Task description -> Extract all records. Keep each one exact.

Records provided ->

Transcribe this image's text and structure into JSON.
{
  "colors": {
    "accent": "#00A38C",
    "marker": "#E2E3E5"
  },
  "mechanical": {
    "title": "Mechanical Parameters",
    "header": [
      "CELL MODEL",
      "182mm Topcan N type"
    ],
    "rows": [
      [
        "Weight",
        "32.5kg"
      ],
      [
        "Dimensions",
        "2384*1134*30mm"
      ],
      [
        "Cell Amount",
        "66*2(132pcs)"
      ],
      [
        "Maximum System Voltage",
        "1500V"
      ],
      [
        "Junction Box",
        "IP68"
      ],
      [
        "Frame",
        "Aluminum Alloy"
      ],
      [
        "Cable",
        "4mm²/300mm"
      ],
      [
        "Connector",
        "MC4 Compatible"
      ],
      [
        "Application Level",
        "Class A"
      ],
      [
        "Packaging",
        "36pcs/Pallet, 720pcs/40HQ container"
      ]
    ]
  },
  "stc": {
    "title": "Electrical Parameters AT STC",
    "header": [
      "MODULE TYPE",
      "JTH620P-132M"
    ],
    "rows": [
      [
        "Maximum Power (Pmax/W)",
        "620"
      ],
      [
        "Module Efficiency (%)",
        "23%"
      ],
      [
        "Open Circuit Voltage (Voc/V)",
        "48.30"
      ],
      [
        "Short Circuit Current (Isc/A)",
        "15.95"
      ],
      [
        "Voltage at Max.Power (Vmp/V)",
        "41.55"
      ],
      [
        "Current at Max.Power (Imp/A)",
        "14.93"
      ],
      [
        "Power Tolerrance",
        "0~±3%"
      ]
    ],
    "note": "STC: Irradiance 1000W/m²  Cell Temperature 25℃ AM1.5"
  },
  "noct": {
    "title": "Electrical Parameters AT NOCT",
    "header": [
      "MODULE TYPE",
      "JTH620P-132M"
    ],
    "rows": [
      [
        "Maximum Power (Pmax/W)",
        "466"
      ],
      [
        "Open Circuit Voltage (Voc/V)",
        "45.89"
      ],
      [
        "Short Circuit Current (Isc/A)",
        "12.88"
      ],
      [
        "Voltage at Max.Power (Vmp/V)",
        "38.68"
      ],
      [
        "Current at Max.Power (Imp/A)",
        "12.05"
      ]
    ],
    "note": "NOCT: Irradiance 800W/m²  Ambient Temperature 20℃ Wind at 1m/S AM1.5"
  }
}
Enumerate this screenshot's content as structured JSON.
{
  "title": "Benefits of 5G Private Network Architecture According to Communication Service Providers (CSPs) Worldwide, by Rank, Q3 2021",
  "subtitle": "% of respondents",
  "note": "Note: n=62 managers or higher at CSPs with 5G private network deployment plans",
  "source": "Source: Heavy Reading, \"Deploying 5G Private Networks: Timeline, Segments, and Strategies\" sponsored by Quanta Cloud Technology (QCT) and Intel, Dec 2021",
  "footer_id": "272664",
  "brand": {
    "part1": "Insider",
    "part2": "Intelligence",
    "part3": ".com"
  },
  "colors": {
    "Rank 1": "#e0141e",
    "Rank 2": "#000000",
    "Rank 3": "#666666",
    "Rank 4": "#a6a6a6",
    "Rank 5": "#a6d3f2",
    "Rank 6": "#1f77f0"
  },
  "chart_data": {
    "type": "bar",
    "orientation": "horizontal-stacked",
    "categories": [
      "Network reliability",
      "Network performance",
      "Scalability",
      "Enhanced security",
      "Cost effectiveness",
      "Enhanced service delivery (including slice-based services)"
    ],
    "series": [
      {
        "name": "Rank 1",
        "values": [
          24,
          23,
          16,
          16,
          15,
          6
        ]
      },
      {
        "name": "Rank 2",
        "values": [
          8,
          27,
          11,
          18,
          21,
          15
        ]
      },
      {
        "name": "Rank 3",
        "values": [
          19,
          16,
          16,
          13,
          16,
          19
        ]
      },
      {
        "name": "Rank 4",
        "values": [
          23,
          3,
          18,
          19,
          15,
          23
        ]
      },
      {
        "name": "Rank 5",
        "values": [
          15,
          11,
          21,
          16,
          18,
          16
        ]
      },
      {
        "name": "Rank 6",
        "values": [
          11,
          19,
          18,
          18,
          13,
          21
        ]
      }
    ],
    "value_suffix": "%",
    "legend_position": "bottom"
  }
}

Solution ->
Transcribe this image's text and structure into JSON.
{
  "colors": {
    "accent": "#00A38C",
    "marker": "#E2E3E5"
  },
  "mechanical": {
    "title": "Mechanical Parameters",
    "header": [
      "CELL MODEL",
      "182mm Topcan N type"
    ],
    "rows": [
      [
        "Weight",
        "32.5kg"
      ],
      [
        "Dimensions",
        "2384*1134*30mm"
      ],
      [
        "Cell Amount",
        "66*2(132pcs)"
      ],
      [
        "Maximum System Voltage",
        "1500V"
      ],
      [
        "Junction Box",
        "IP68"
      ],
      [
        "Frame",
        "Aluminum Alloy"
      ],
      [
        "Cable",
        "4mm²/300mm"
      ],
      [
        "Connector",
        "MC4 Compatible"
      ],
      [
        "Application Level",
        "Class A"
      ],
      [
        "Packaging",
        "36pcs/Pallet, 720pcs/40HQ container"
      ]
    ]
  },
  "stc": {
    "title": "Electrical Parameters AT STC",
    "header": [
      "MODULE TYPE",
      "JTH620P-132M"
    ],
    "rows": [
      [
        "Maximum Power (Pmax/W)",
        "620"
      ],
      [
        "Module Efficiency (%)",
        "23%"
      ],
      [
        "Open Circuit Voltage (Voc/V)",
        "48.30"
      ],
      [
        "Short Circuit Current (Isc/A)",
        "15.95"
      ],
      [
        "Voltage at Max.Power (Vmp/V)",
        "41.55"
      ],
      [
        "Current at Max.Power (Imp/A)",
        "14.93"
      ],
      [
        "Power Tolerrance",
        "0~±3%"
      ]
    ],
    "note": "STC: Irradiance 1000W/m²  Cell Temperature 25℃ AM1.5"
  },
  "noct": {
    "title": "Electrical Parameters AT NOCT",
    "header": [
      "MODULE TYPE",
      "JTH620P-132M"
    ],
    "rows": [
      [
        "Maximum Power (Pmax/W)",
        "466"
      ],
      [
        "Open Circuit Voltage (Voc/V)",
        "45.89"
      ],
      [
        "Short Circuit Current (Isc/A)",
        "12.88"
      ],
      [
        "Voltage at Max.Power (Vmp/V)",
        "38.68"
      ],
      [
        "Current at Max.Power (Imp/A)",
        "12.05"
      ]
    ],
    "note": "NOCT: Irradiance 800W/m²  Ambient Temperature 20℃ Wind at 1m/S AM1.5"
  }
}
Enumerate this screenshot's content as structured JSON.
{
  "title": "Benefits of 5G Private Network Architecture According to Communication Service Providers (CSPs) Worldwide, by Rank, Q3 2021",
  "subtitle": "% of respondents",
  "note": "Note: n=62 managers or higher at CSPs with 5G private network deployment plans",
  "source": "Source: Heavy Reading, \"Deploying 5G Private Networks: Timeline, Segments, and Strategies\" sponsored by Quanta Cloud Technology (QCT) and Intel, Dec 2021",
  "footer_id": "272664",
  "brand": {
    "part1": "Insider",
    "part2": "Intelligence",
    "part3": ".com"
  },
  "colors": {
    "Rank 1": "#e0141e",
    "Rank 2": "#000000",
    "Rank 3": "#666666",
    "Rank 4": "#a6a6a6",
    "Rank 5": "#a6d3f2",
    "Rank 6": "#1f77f0"
  },
  "chart_data": {
    "type": "bar",
    "orientation": "horizontal-stacked",
    "categories": [
      "Network reliability",
      "Network performance",
      "Scalability",
      "Enhanced security",
      "Cost effectiveness",
      "Enhanced service delivery (including slice-based services)"
    ],
    "series": [
      {
        "name": "Rank 1",
        "values": [
          24,
          23,
          16,
          16,
          15,
          6
        ]
      },
      {
        "name": "Rank 2",
        "values": [
          8,
          27,
          11,
          18,
          21,
          15
        ]
      },
      {
        "name": "Rank 3",
        "values": [
          19,
          16,
          16,
          13,
          16,
          19
        ]
      },
      {
        "name": "Rank 4",
        "values": [
          23,
          3,
          18,
          19,
          15,
          23
        ]
      },
      {
        "name": "Rank 5",
        "values": [
          15,
          11,
          21,
          16,
          18,
          16
        ]
      },
      {
        "name": "Rank 6",
        "values": [
          11,
          19,
          18,
          18,
          13,
          21
        ]
      }
    ],
    "value_suffix": "%",
    "legend_position": "bottom"
  }
}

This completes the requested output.